> [Aim]: Give the number of lines that include the word "sekä", nothing more.

> [Available data]:

********************

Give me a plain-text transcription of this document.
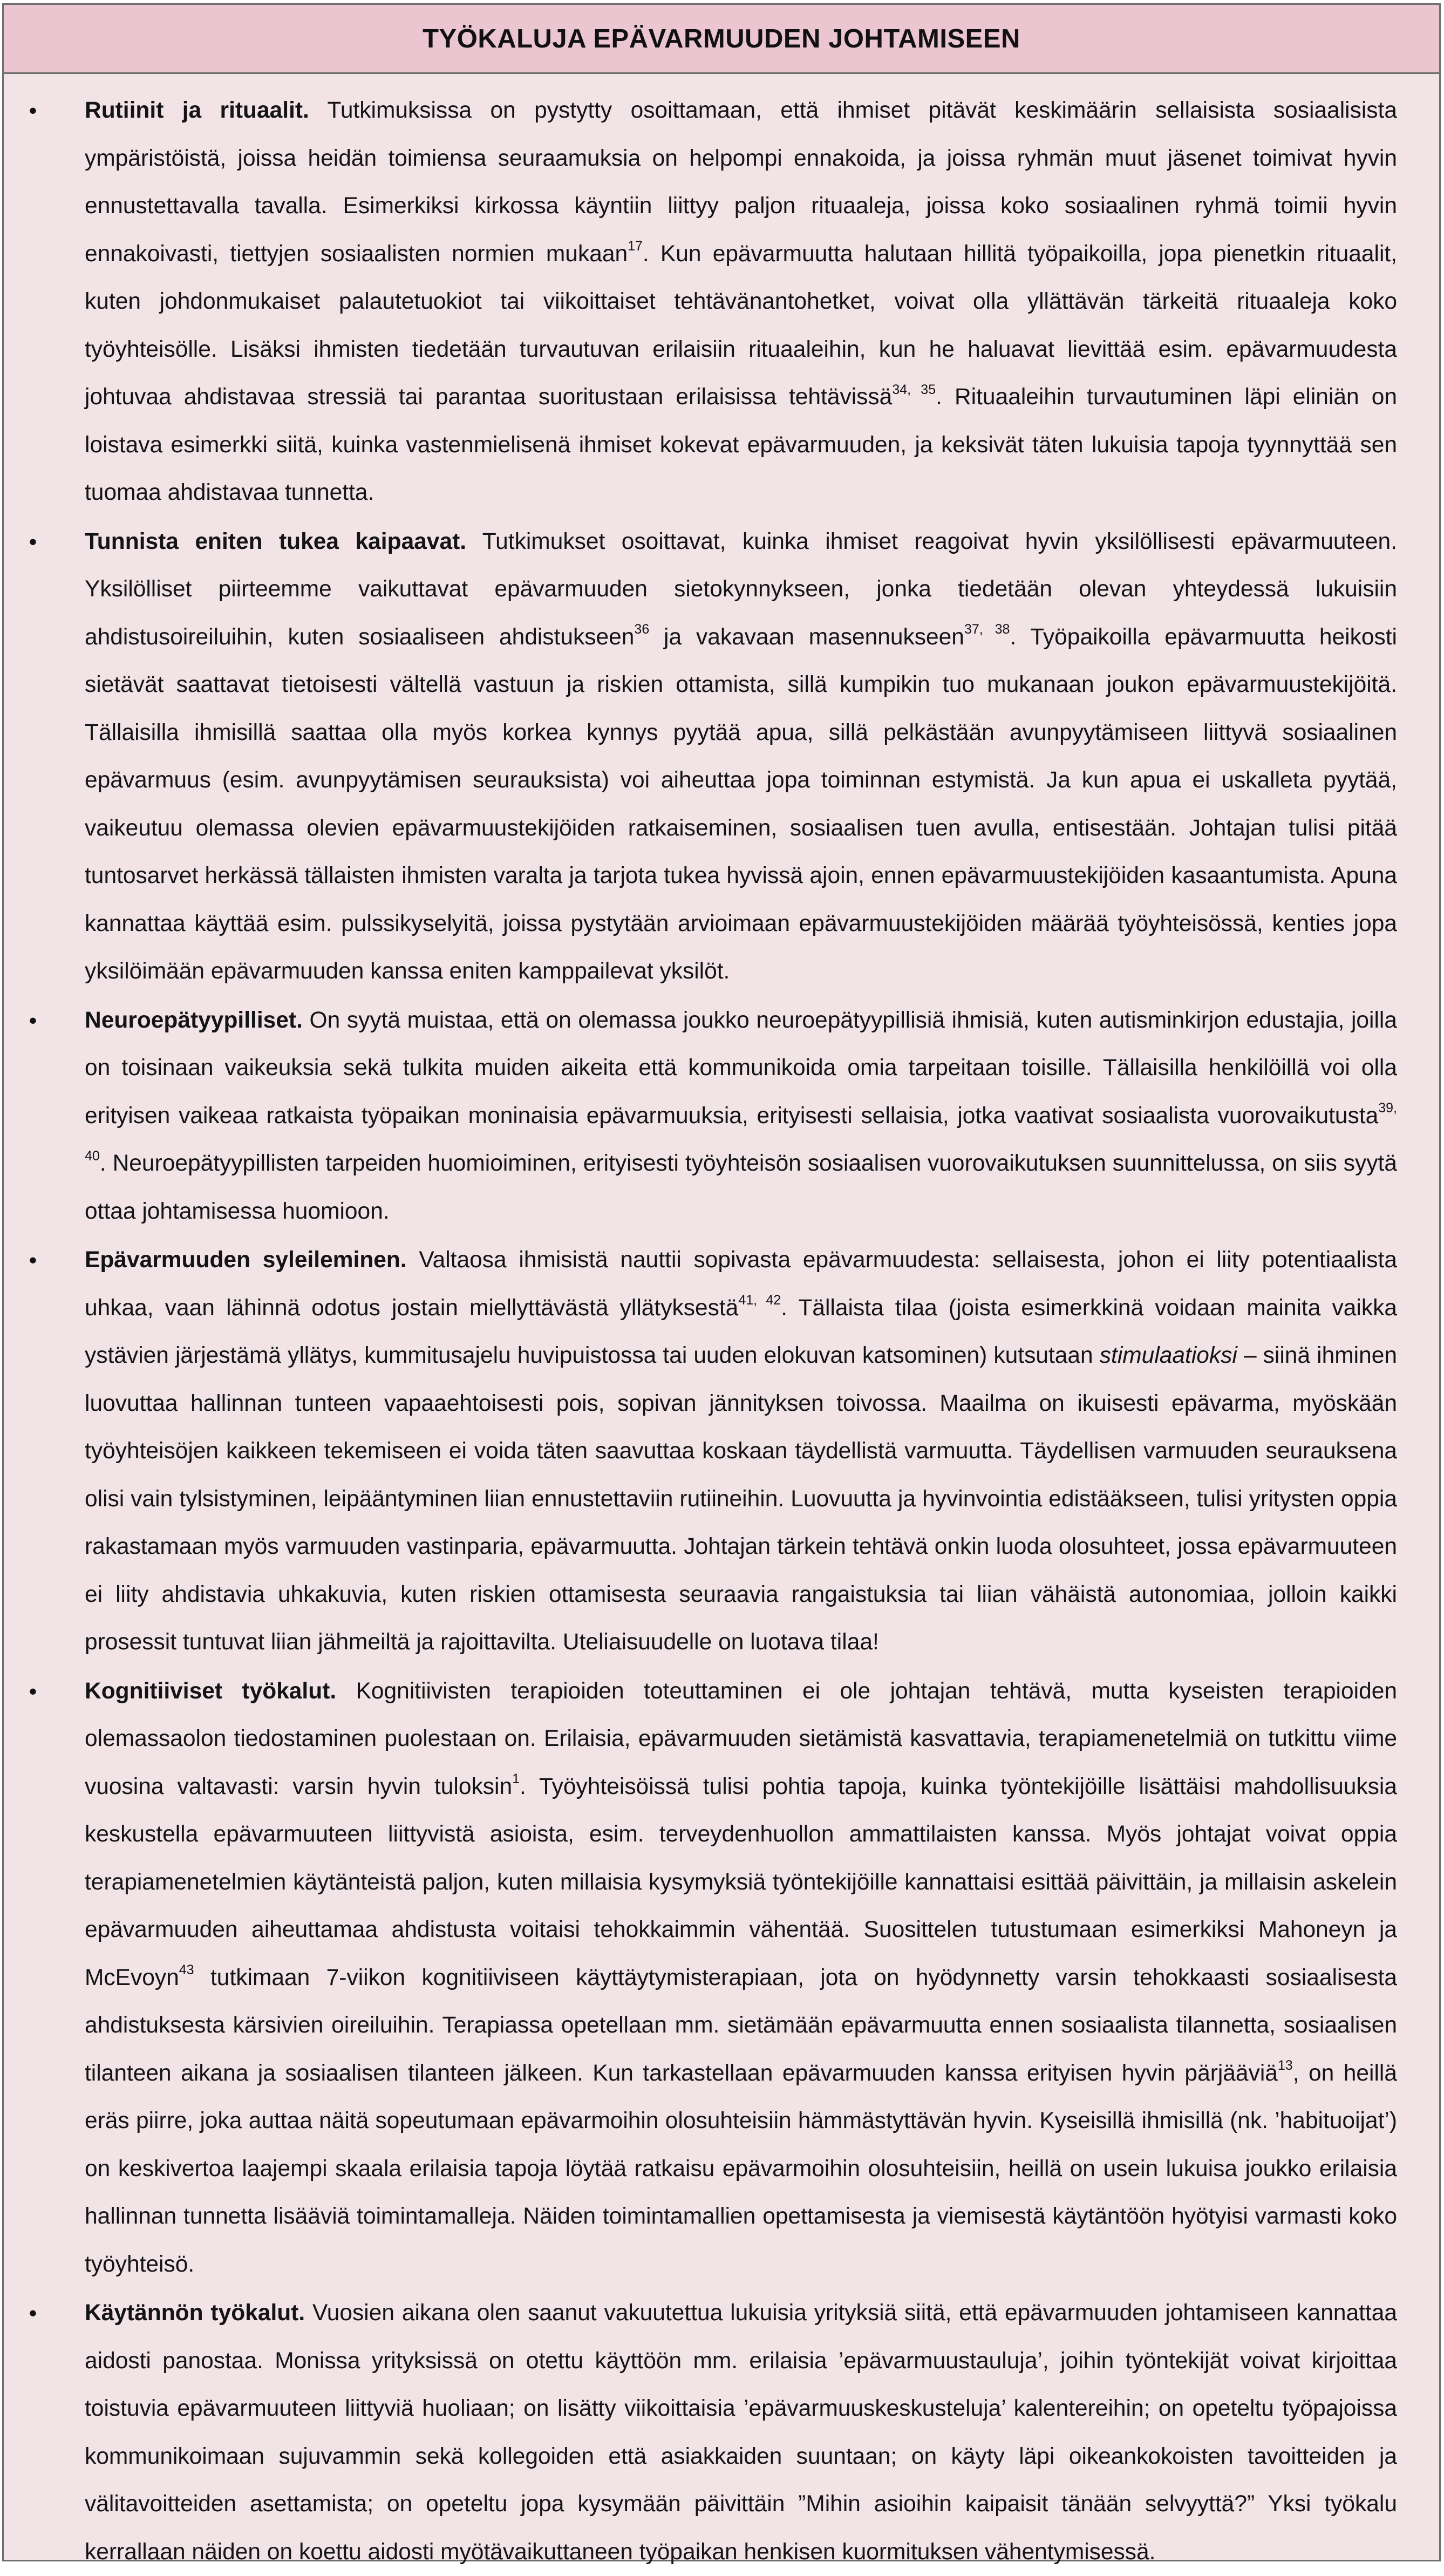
TYÖKALUJA EPÄVARMUUDEN JOHTAMISEEN
• Rutiinit ja rituaalit. Tutkimuksissa on pystytty osoittamaan, että ihmiset pitävät keskimäärin sellaisista sosiaalisista ympäristöistä, joissa heidän toimiensa seuraamuksia on helpompi ennakoida, ja joissa ryhmän muut jäsenet toimivat hyvin ennustettavalla tavalla. Esimerkiksi kirkossa käyntiin liittyy paljon rituaaleja, joissa koko sosiaalinen ryhmä toimii hyvin ennakoivasti, tiettyjen sosiaalisten normien mukaan$^{17}$. Kun epävarmuutta halutaan hillitä työpaikoilla, jopa pienetkin rituaalit, kuten johdonmukaiset palautetuokiot tai viikoittaiset tehtävänantohetket, voivat olla yllättävän tärkeitä rituaaleja koko työyhteisölle. Lisäksi ihmisten tiedetään turvautuvan erilaisiin rituaaleihin, kun he haluavat lievittää esim. epävarmuudesta johtuvaa ahdistavaa stressiä tai parantaa suoritustaan erilaisissa tehtävissä$^{34, 35}$. Rituaaleihin turvautuminen läpi eliniän on loistava esimerkki siitä, kuinka vastenmielisenä ihmiset kokevat epävarmuuden, ja keksivät täten lukuisia tapoja tyynnyttää sen tuomaa ahdistavaa tunnetta.
• Tunnista eniten tukea kaipaavat. Tutkimukset osoittavat, kuinka ihmiset reagoivat hyvin yksilöllisesti epävarmuuteen. Yksilölliset piirteemme vaikuttavat epävarmuuden sietokynnykseen, jonka tiedetään olevan yhteydessä lukuisiin ahdistusoireiluihin, kuten sosiaaliseen ahdistukseen$^{36}$ ja vakavaan masennukseen$^{37, 38}$. Työpaikoilla epävarmuutta heikosti sietävät saattavat tietoisesti vältellä vastuun ja riskien ottamista, sillä kumpikin tuo mukanaan joukon epävarmuustekijöitä. Tällaisilla ihmisillä saattaa olla myös korkea kynnys pyytää apua, sillä pelkästään avunpyytämiseen liittyvä sosiaalinen epävarmuus (esim. avunpyytämisen seurauksista) voi aiheuttaa jopa toiminnan estymistä. Ja kun apua ei uskalleta pyytää, vaikeutuu olemassa olevien epävarmuustekijöiden ratkaiseminen, sosiaalisen tuen avulla, entisestään. Johtajan tulisi pitää tuntosarvet herkässä tällaisten ihmisten varalta ja tarjota tukea hyvissä ajoin, ennen epävarmuustekijöiden kasaantumista. Apuna kannattaa käyttää esim. pulssikyselyitä, joissa pystytään arvioimaan epävarmuustekijöiden määrää työyhteisössä, kenties jopa yksilöimään epävarmuuden kanssa eniten kamppailevat yksilöt.
• Neuroepätyypilliset. On syytä muistaa, että on olemassa joukko neuroepätyypillisiä ihmisiä, kuten autisminkirjon edustajia, joilla on toisinaan vaikeuksia sekä tulkita muiden aikeita että kommunikoida omia tarpeitaan toisille. Tällaisilla henkilöillä voi olla erityisen vaikeaa ratkaista työpaikan moninaisia epävarmuuksia, erityisesti sellaisia, jotka vaativat sosiaalista vuorovaikutusta$^{39, 40}$. Neuroepätyypillisten tarpeiden huomioiminen, erityisesti työyhteisön sosiaalisen vuorovaikutuksen suunnittelussa, on siis syytä ottaa johtamisessa huomioon.
• Epävarmuuden syleileminen. Valtaosa ihmisistä nauttii sopivasta epävarmuudesta: sellaisesta, johon ei liity potentiaalista uhkaa, vaan lähinnä odotus jostain miellyttävästä yllätyksestä$^{41, 42}$. Tällaista tilaa (joista esimerkkinä voidaan mainita vaikka ystävien järjestämä yllätys, kummitusajelu huvipuistossa tai uuden elokuvan katsominen) kutsutaan stimulaatioksi – siinä ihminen luovuttaa hallinnan tunteen vapaaehtoisesti pois, sopivan jännityksen toivossa. Maailma on ikuisesti epävarma, myöskään työyhteisöjen kaikkeen tekemiseen ei voida täten saavuttaa koskaan täydellistä varmuutta. Täydellisen varmuuden seurauksena olisi vain tylsistyminen, leipääntyminen liian ennustettaviin rutiineihin. Luovuutta ja hyvinvointia edistääkseen, tulisi yritysten oppia rakastamaan myös varmuuden vastinparia, epävarmuutta. Johtajan tärkein tehtävä onkin luoda olosuhteet, jossa epävarmuuteen ei liity ahdistavia uhkakuvia, kuten riskien ottamisesta seuraavia rangaistuksia tai liian vähäistä autonomiaa, jolloin kaikki prosessit tuntuvat liian jähmeiltä ja rajoittavilta. Uteliaisuudelle on luotava tilaa!
• Kognitiiviset työkalut. Kognitiivisten terapioiden toteuttaminen ei ole johtajan tehtävä, mutta kyseisten terapioiden olemassaolon tiedostaminen puolestaan on. Erilaisia, epävarmuuden sietämistä kasvattavia, terapiamenetelmiä on tutkittu viime vuosina valtavasti: varsin hyvin tuloksin$^1$. Työyhteisöissä tulisi pohtia tapoja, kuinka työntekijöille lisättäisi mahdollisuuksia keskustella epävarmuuteen liittyvistä asioista, esim. terveydenhuollon ammattilaisten kanssa. Myös johtajat voivat oppia terapiamenetelmien käytänteistä paljon, kuten millaisia kysymyksiä työntekijöille kannattaisi esittää päivittäin, ja millaisin askelein epävarmuuden aiheuttamaa ahdistusta voitaisi tehokkaimmin vähentää. Suosittelen tutustumaan esimerkiksi Mahoneyn ja McEvoyn$^{43}$ tutkimaan 7-viikon kognitiiviseen käyttäytymisterapiaan, jota on hyödynnetty varsin tehokkaasti sosiaalisesta ahdistuksesta kärsivien oireiluihin. Terapiassa opetellaan mm. sietämään epävarmuutta ennen sosiaalista tilannetta, sosiaalisen tilanteen aikana ja sosiaalisen tilanteen jälkeen. Kun tarkastellaan epävarmuuden kanssa erityisen hyvin pärjääviä$^{13}$, on heillä eräs piirre, joka auttaa näitä sopeutumaan epävarmoihin olosuhteisiin hämmästyttävän hyvin. Kyseisillä ihmisillä (nk. ’habituoijat’) on keskivertoa laajempi skaala erilaisia tapoja löytää ratkaisu epävarmoihin olosuhteisiin, heillä on usein lukuisa joukko erilaisia hallinnan tunnetta lisääviä toimintamalleja. Näiden toimintamallien opettamisesta ja viemisestä käytäntöön hyötyisi varmasti koko työyhteisö.
• Käytännön työkalut. Vuosien aikana olen saanut vakuutettua lukuisia yrityksiä siitä, että epävarmuuden johtamiseen kannattaa aidosti panostaa. Monissa yrityksissä on otettu käyttöön mm. erilaisia ’epävarmuustauluja’, joihin työntekijät voivat kirjoittaa toistuvia epävarmuuteen liittyviä huoliaan; on lisätty viikoittaisia ’epävarmuuskeskusteluja’ kalentereihin; on opeteltu työpajoissa kommunikoimaan sujuvammin sekä kollegoiden että asiakkaiden suuntaan; on käyty läpi oikeankokoisten tavoitteiden ja välitavoitteiden asettamista; on opeteltu jopa kysymään päivittäin ”Mihin asioihin kaipaisit tänään selvyyttä?” Yksi työkalu kerrallaan näiden on koettu aidosti myötävaikuttaneen työpaikan henkisen kuormituksen vähentymisessä.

********************

> [Result of this exercise]: 2